* **Exercise**: Print all the records exactly, please.

* **Record excerpts**:
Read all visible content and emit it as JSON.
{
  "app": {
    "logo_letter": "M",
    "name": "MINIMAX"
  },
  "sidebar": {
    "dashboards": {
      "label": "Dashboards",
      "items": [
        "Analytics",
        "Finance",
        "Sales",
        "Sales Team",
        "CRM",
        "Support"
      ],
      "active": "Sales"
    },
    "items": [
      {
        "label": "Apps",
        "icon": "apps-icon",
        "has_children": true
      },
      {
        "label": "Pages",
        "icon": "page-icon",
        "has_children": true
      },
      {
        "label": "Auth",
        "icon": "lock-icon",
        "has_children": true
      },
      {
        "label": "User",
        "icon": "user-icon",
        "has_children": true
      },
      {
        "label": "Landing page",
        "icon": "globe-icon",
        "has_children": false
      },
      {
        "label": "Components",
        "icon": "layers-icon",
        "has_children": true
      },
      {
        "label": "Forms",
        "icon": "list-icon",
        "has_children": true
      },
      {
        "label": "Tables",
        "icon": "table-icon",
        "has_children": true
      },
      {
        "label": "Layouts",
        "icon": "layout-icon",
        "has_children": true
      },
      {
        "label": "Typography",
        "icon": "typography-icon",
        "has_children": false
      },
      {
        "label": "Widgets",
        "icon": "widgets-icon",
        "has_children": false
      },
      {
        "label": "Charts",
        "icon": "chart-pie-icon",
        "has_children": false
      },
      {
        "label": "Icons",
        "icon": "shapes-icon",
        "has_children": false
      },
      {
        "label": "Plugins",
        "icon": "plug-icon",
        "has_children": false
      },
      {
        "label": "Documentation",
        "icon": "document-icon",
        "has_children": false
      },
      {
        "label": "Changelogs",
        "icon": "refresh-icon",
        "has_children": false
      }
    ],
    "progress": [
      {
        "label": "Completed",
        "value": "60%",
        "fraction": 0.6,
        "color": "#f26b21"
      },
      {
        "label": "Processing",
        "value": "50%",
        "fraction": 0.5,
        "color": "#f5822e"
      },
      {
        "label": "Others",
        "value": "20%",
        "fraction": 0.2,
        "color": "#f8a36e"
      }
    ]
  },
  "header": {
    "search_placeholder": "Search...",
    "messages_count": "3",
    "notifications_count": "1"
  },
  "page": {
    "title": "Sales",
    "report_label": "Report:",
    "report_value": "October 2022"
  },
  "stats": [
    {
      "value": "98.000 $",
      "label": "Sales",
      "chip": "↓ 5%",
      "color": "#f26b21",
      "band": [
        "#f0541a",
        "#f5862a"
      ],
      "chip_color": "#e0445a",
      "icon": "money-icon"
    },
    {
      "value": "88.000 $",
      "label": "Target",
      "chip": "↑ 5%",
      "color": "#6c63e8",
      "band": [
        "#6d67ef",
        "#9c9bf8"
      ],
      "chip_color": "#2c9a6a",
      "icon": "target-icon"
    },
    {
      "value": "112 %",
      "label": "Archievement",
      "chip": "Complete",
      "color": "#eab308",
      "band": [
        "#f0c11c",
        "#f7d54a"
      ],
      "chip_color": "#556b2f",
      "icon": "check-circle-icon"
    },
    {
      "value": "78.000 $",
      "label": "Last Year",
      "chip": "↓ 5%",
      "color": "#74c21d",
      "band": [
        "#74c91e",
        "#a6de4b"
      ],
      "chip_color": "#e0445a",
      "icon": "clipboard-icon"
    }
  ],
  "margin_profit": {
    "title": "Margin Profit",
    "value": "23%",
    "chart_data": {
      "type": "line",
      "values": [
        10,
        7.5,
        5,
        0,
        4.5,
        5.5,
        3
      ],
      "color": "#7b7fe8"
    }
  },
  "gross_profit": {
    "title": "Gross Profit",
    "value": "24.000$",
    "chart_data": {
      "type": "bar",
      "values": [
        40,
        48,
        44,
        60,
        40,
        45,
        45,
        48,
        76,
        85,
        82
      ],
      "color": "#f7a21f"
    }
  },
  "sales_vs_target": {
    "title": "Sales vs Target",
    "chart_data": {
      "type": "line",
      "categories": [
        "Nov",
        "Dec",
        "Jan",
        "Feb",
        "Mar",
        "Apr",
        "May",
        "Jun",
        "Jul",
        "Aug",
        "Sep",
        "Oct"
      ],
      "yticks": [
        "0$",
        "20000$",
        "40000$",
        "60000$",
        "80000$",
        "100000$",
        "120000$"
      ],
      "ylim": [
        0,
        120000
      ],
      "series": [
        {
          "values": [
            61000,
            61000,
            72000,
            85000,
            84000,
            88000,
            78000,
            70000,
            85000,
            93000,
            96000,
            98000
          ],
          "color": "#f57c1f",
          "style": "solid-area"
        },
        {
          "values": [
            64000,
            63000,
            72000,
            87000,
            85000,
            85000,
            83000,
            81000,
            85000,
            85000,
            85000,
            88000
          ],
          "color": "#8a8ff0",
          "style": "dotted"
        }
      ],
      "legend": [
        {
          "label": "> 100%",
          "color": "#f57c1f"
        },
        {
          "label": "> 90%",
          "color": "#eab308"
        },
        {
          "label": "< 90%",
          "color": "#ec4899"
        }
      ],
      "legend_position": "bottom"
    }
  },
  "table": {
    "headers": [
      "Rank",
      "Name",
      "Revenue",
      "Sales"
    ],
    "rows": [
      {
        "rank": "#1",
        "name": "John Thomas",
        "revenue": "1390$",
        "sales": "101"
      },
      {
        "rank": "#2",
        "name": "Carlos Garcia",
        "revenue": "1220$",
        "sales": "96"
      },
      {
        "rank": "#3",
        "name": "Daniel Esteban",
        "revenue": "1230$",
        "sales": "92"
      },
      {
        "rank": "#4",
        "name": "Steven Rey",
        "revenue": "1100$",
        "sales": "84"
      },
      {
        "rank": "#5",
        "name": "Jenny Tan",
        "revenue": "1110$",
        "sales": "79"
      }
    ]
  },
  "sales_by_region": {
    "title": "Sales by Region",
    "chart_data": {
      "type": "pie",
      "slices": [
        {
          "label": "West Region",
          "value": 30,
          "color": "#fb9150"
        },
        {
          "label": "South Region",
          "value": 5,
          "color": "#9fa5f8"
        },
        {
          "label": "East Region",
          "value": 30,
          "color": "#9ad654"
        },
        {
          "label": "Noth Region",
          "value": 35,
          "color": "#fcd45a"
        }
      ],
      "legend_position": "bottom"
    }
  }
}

* **Task response**:
Read all visible content and emit it as JSON.
{
  "app": {
    "logo_letter": "M",
    "name": "MINIMAX"
  },
  "sidebar": {
    "dashboards": {
      "label": "Dashboards",
      "items": [
        "Analytics",
        "Finance",
        "Sales",
        "Sales Team",
        "CRM",
        "Support"
      ],
      "active": "Sales"
    },
    "items": [
      {
        "label": "Apps",
        "icon": "apps-icon",
        "has_children": true
      },
      {
        "label": "Pages",
        "icon": "page-icon",
        "has_children": true
      },
      {
        "label": "Auth",
        "icon": "lock-icon",
        "has_children": true
      },
      {
        "label": "User",
        "icon": "user-icon",
        "has_children": true
      },
      {
        "label": "Landing page",
        "icon": "globe-icon",
        "has_children": false
      },
      {
        "label": "Components",
        "icon": "layers-icon",
        "has_children": true
      },
      {
        "label": "Forms",
        "icon": "list-icon",
        "has_children": true
      },
      {
        "label": "Tables",
        "icon": "table-icon",
        "has_children": true
      },
      {
        "label": "Layouts",
        "icon": "layout-icon",
        "has_children": true
      },
      {
        "label": "Typography",
        "icon": "typography-icon",
        "has_children": false
      },
      {
        "label": "Widgets",
        "icon": "widgets-icon",
        "has_children": false
      },
      {
        "label": "Charts",
        "icon": "chart-pie-icon",
        "has_children": false
      },
      {
        "label": "Icons",
        "icon": "shapes-icon",
        "has_children": false
      },
      {
        "label": "Plugins",
        "icon": "plug-icon",
        "has_children": false
      },
      {
        "label": "Documentation",
        "icon": "document-icon",
        "has_children": false
      },
      {
        "label": "Changelogs",
        "icon": "refresh-icon",
        "has_children": false
      }
    ],
    "progress": [
      {
        "label": "Completed",
        "value": "60%",
        "fraction": 0.6,
        "color": "#f26b21"
      },
      {
        "label": "Processing",
        "value": "50%",
        "fraction": 0.5,
        "color": "#f5822e"
      },
      {
        "label": "Others",
        "value": "20%",
        "fraction": 0.2,
        "color": "#f8a36e"
      }
    ]
  },
  "header": {
    "search_placeholder": "Search...",
    "messages_count": "3",
    "notifications_count": "1"
  },
  "page": {
    "title": "Sales",
    "report_label": "Report:",
    "report_value": "October 2022"
  },
  "stats": [
    {
      "value": "98.000 $",
      "label": "Sales",
      "chip": "↓ 5%",
      "color": "#f26b21",
      "band": [
        "#f0541a",
        "#f5862a"
      ],
      "chip_color": "#e0445a",
      "icon": "money-icon"
    },
    {
      "value": "88.000 $",
      "label": "Target",
      "chip": "↑ 5%",
      "color": "#6c63e8",
      "band": [
        "#6d67ef",
        "#9c9bf8"
      ],
      "chip_color": "#2c9a6a",
      "icon": "target-icon"
    },
    {
      "value": "112 %",
      "label": "Archievement",
      "chip": "Complete",
      "color": "#eab308",
      "band": [
        "#f0c11c",
        "#f7d54a"
      ],
      "chip_color": "#556b2f",
      "icon": "check-circle-icon"
    },
    {
      "value": "78.000 $",
      "label": "Last Year",
      "chip": "↓ 5%",
      "color": "#74c21d",
      "band": [
        "#74c91e",
        "#a6de4b"
      ],
      "chip_color": "#e0445a",
      "icon": "clipboard-icon"
    }
  ],
  "margin_profit": {
    "title": "Margin Profit",
    "value": "23%",
    "chart_data": {
      "type": "line",
      "values": [
        10,
        7.5,
        5,
        0,
        4.5,
        5.5,
        3
      ],
      "color": "#7b7fe8"
    }
  },
  "gross_profit": {
    "title": "Gross Profit",
    "value": "24.000$",
    "chart_data": {
      "type": "bar",
      "values": [
        40,
        48,
        44,
        60,
        40,
        45,
        45,
        48,
        76,
        85,
        82
      ],
      "color": "#f7a21f"
    }
  },
  "sales_vs_target": {
    "title": "Sales vs Target",
    "chart_data": {
      "type": "line",
      "categories": [
        "Nov",
        "Dec",
        "Jan",
        "Feb",
        "Mar",
        "Apr",
        "May",
        "Jun",
        "Jul",
        "Aug",
        "Sep",
        "Oct"
      ],
      "yticks": [
        "0$",
        "20000$",
        "40000$",
        "60000$",
        "80000$",
        "100000$",
        "120000$"
      ],
      "ylim": [
        0,
        120000
      ],
      "series": [
        {
          "values": [
            61000,
            61000,
            72000,
            85000,
            84000,
            88000,
            78000,
            70000,
            85000,
            93000,
            96000,
            98000
          ],
          "color": "#f57c1f",
          "style": "solid-area"
        },
        {
          "values": [
            64000,
            63000,
            72000,
            87000,
            85000,
            85000,
            83000,
            81000,
            85000,
            85000,
            85000,
            88000
          ],
          "color": "#8a8ff0",
          "style": "dotted"
        }
      ],
      "legend": [
        {
          "label": "> 100%",
          "color": "#f57c1f"
        },
        {
          "label": "> 90%",
          "color": "#eab308"
        },
        {
          "label": "< 90%",
          "color": "#ec4899"
        }
      ],
      "legend_position": "bottom"
    }
  },
  "table": {
    "headers": [
      "Rank",
      "Name",
      "Revenue",
      "Sales"
    ],
    "rows": [
      {
        "rank": "#1",
        "name": "John Thomas",
        "revenue": "1390$",
        "sales": "101"
      },
      {
        "rank": "#2",
        "name": "Carlos Garcia",
        "revenue": "1220$",
        "sales": "96"
      },
      {
        "rank": "#3",
        "name": "Daniel Esteban",
        "revenue": "1230$",
        "sales": "92"
      },
      {
        "rank": "#4",
        "name": "Steven Rey",
        "revenue": "1100$",
        "sales": "84"
      },
      {
        "rank": "#5",
        "name": "Jenny Tan",
        "revenue": "1110$",
        "sales": "79"
      }
    ]
  },
  "sales_by_region": {
    "title": "Sales by Region",
    "chart_data": {
      "type": "pie",
      "slices": [
        {
          "label": "West Region",
          "value": 30,
          "color": "#fb9150"
        },
        {
          "label": "South Region",
          "value": 5,
          "color": "#9fa5f8"
        },
        {
          "label": "East Region",
          "value": 30,
          "color": "#9ad654"
        },
        {
          "label": "Noth Region",
          "value": 35,
          "color": "#fcd45a"
        }
      ],
      "legend_position": "bottom"
    }
  }
}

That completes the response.